* WRITTEN REQUEST *
Keep every line where the word "Создание" appears; drop the rest.

══ AVAILABLE RECORDS

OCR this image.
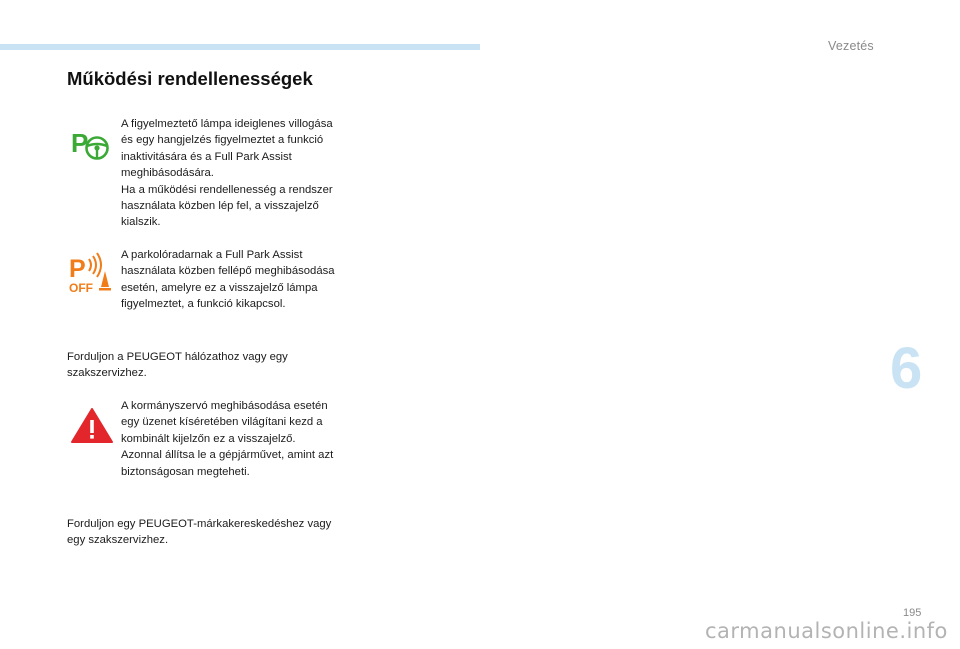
Vezetés
6
Működési rendellenességek
P

A figyelmeztető lámpa ideiglenes villogása és egy hangjelzés figyelmeztet a funkció inaktivitására és a Full Park Assist meghibásodására.

Ha a működési rendellenesség a rendszer használata közben lép fel, a visszajelző kialszik.

P
OFF

A parkolóradarnak a Full Park Assist használata közben fellépő meghibásodása esetén, amelyre ez a visszajelző lámpa figyelmeztet, a funkció kikapcsol.

Forduljon a PEUGEOT hálózathoz vagy egy szakszervizhez.

A kormányszervó meghibásodása esetén egy üzenet kíséretében világítani kezd a kombinált kijelzőn ez a visszajelző.

Azonnal állítsa le a gépjárművet, amint azt biztonságosan megteheti.

Forduljon egy PEUGEOT-márkakereskedéshez vagy egy szakszervizhez.

195
carmanualsonline.info
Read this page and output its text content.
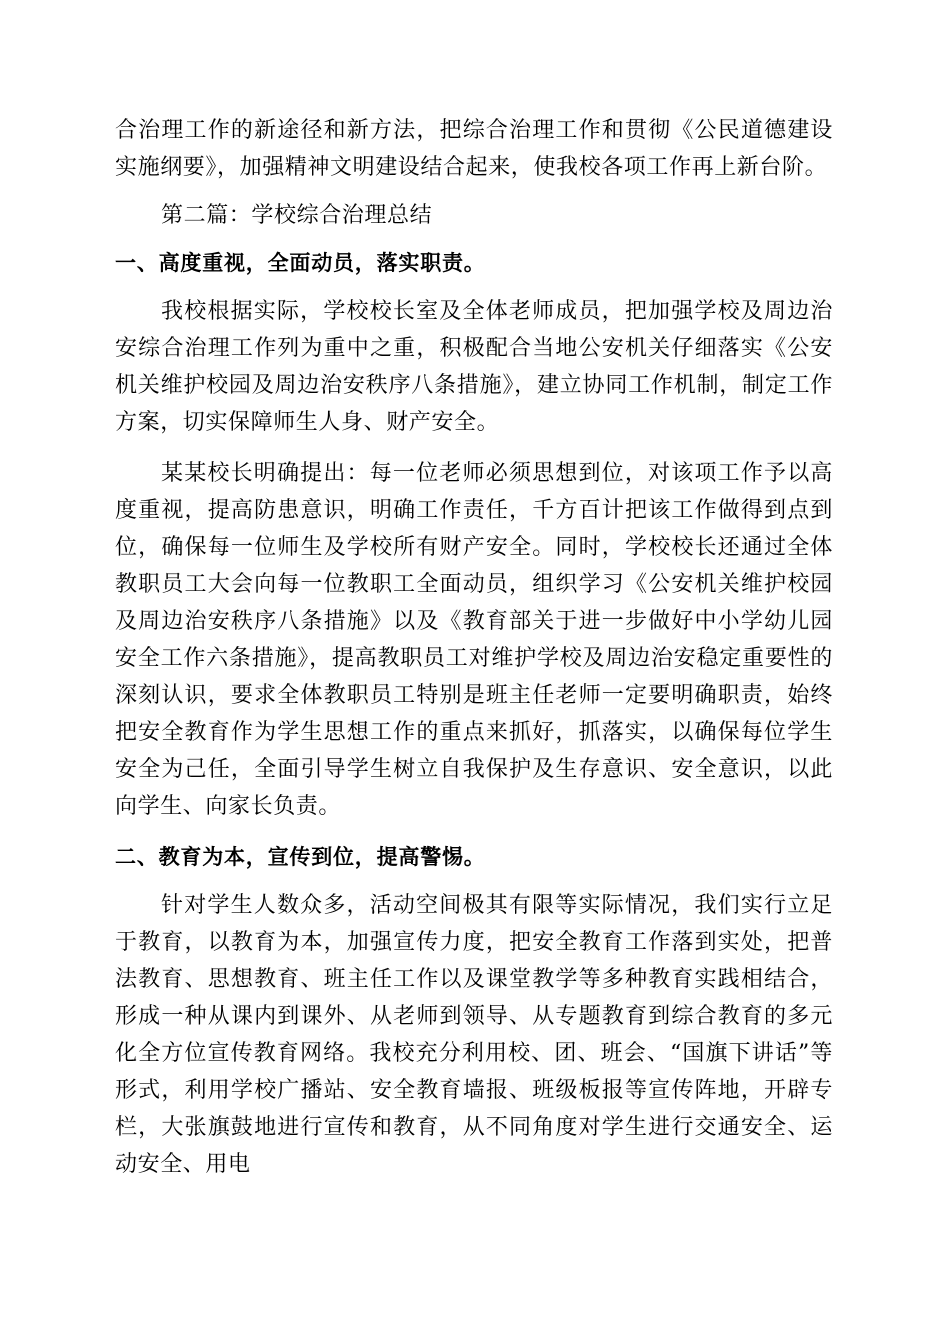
合治理工作的新途径和新方法，把综合治理工作和贯彻《公民道德建设实施纲要》，加强精神文明建设结合起来，使我校各项工作再上新台阶。

第二篇：学校综合治理总结

一、高度重视，全面动员，落实职责。

我校根据实际，学校校长室及全体老师成员，把加强学校及周边治安综合治理工作列为重中之重，积极配合当地公安机关仔细落实《公安机关维护校园及周边治安秩序八条措施》，建立协同工作机制，制定工作方案，切实保障师生人身、财产安全。

某某校长明确提出：每一位老师必须思想到位，对该项工作予以高度重视，提高防患意识，明确工作责任，千方百计把该工作做得到点到位，确保每一位师生及学校所有财产安全。同时，学校校长还通过全体教职员工大会向每一位教职工全面动员，组织学习《公安机关维护校园及周边治安秩序八条措施》以及《教育部关于进一步做好中小学幼儿园安全工作六条措施》，提高教职员工对维护学校及周边治安稳定重要性的深刻认识，要求全体教职员工特别是班主任老师一定要明确职责，始终把安全教育作为学生思想工作的重点来抓好，抓落实，以确保每位学生安全为己任，全面引导学生树立自我保护及生存意识、安全意识，以此向学生、向家长负责。

二、教育为本，宣传到位，提高警惕。

针对学生人数众多，活动空间极其有限等实际情况，我们实行立足于教育，以教育为本，加强宣传力度，把安全教育工作落到实处，把普法教育、思想教育、班主任工作以及课堂教学等多种教育实践相结合，形成一种从课内到课外、从老师到领导、从专题教育到综合教育的多元化全方位宣传教育网络。我校充分利用校、团、班会、“国旗下讲话”等形式，利用学校广播站、安全教育墙报、班级板报等宣传阵地，开辟专栏，大张旗鼓地进行宣传和教育，从不同角度对学生进行交通安全、运动安全、用电
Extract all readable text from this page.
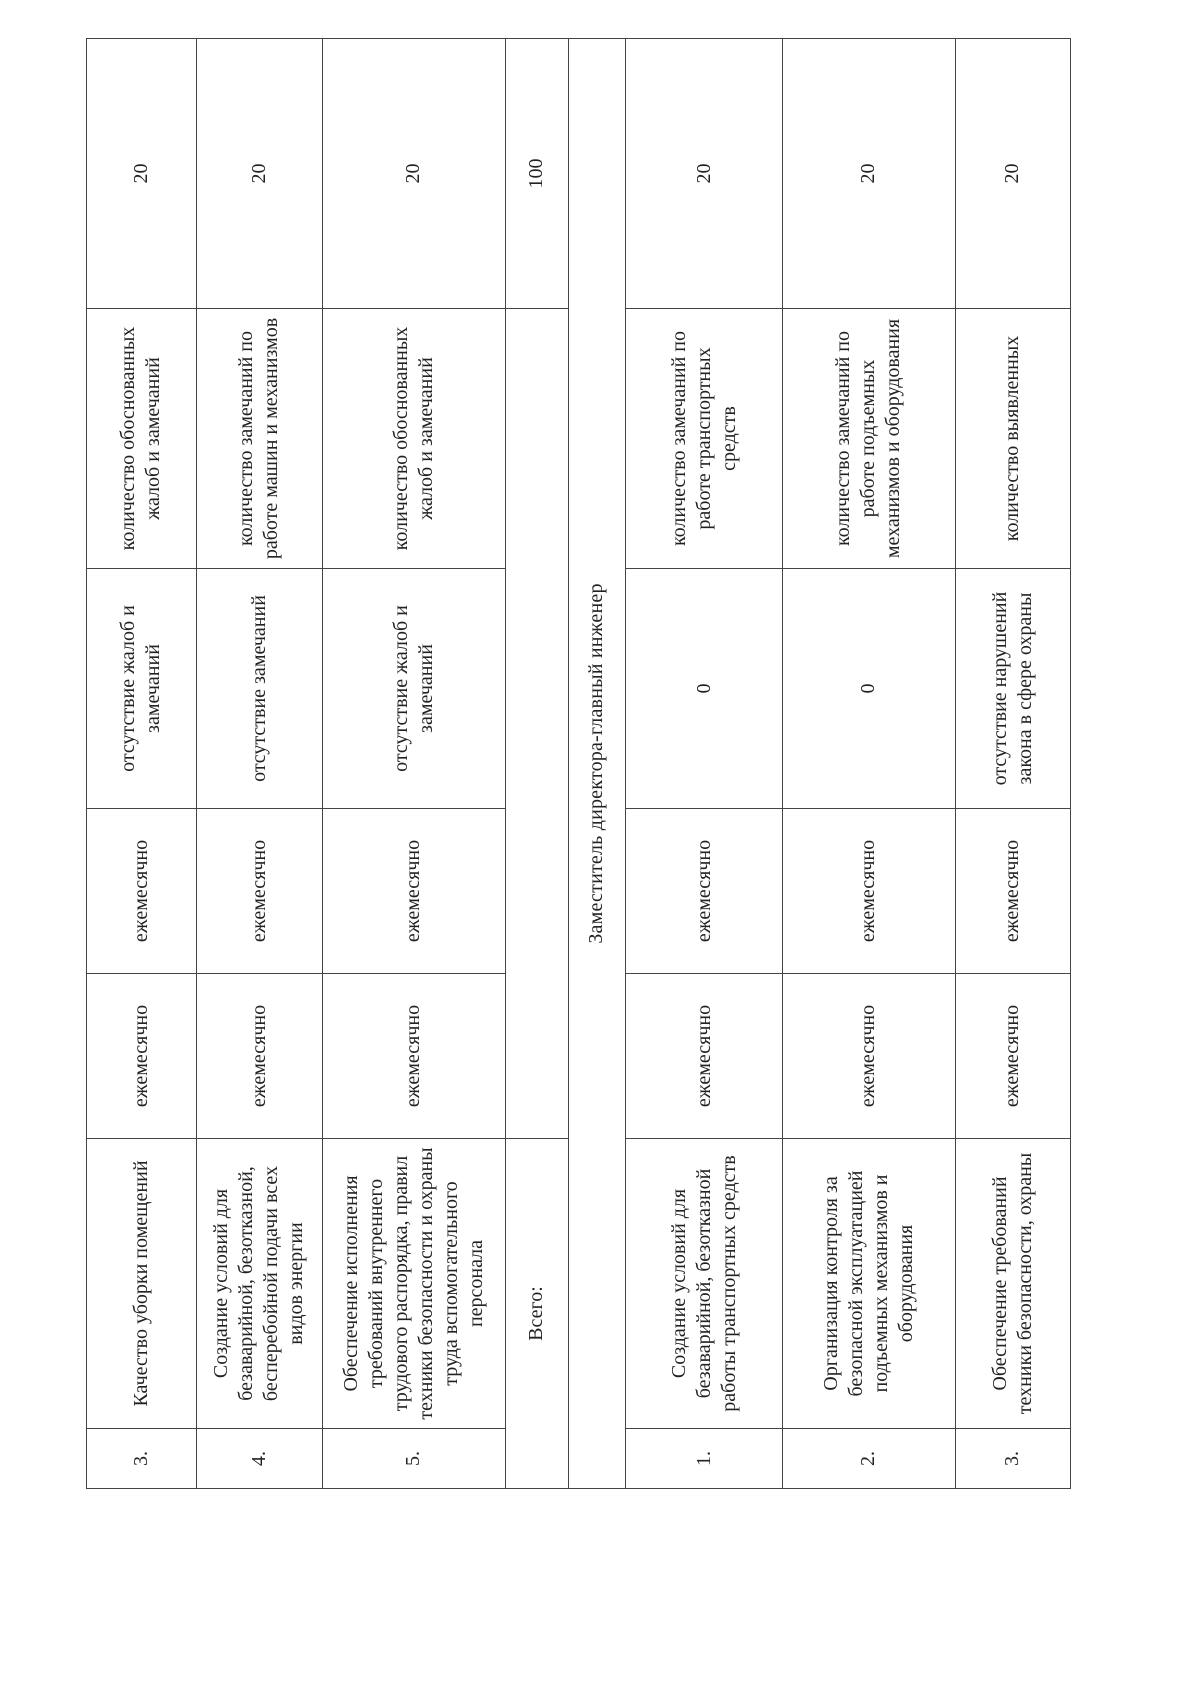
3.	Качество уборки помещений	ежемесячно	ежемесячно	отсутствие жалоб и замечаний	количество обоснованных жалоб и замечаний	20
4.	Создание условий для безаварийной, безотказной, бесперебойной подачи всех видов энергии	ежемесячно	ежемесячно	отсутствие замечаний	количество замечаний по работе машин и механизмов	20
5.	Обеспечение исполнения требований внутреннего трудового распорядка, правил техники безопасности и охраны труда вспомогательного персонала	ежемесячно	ежемесячно	отсутствие жалоб и замечаний	количество обоснованных жалоб и замечаний	20
Всего:						100
Заместитель директора-главный инженер						
1.	Создание условий для безаварийной, безотказной работы транспортных средств	ежемесячно	ежемесячно	0	количество замечаний по работе транспортных средств	20
2.	Организация контроля за безопасной эксплуатацией подъемных механизмов и оборудования	ежемесячно	ежемесячно	0	количество замечаний по работе подъемных механизмов и оборудования	20
3.	Обеспечение требований техники безопасности, охраны	ежемесячно	ежемесячно	отсутствие нарушений закона в сфере охраны	количество выявленных	20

════

* RESULT OF THE TASK *
4.	Создание условий для безаварийной, безотказной, бесперебойной подачи всех видов энергии	ежемесячно	ежемесячно	отсутствие замечаний	количество замечаний по работе машин и механизмов	20
1.	Создание условий для безаварийной, безотказной работы транспортных средств	ежемесячно	ежемесячно	0	количество замечаний по работе транспортных средств	20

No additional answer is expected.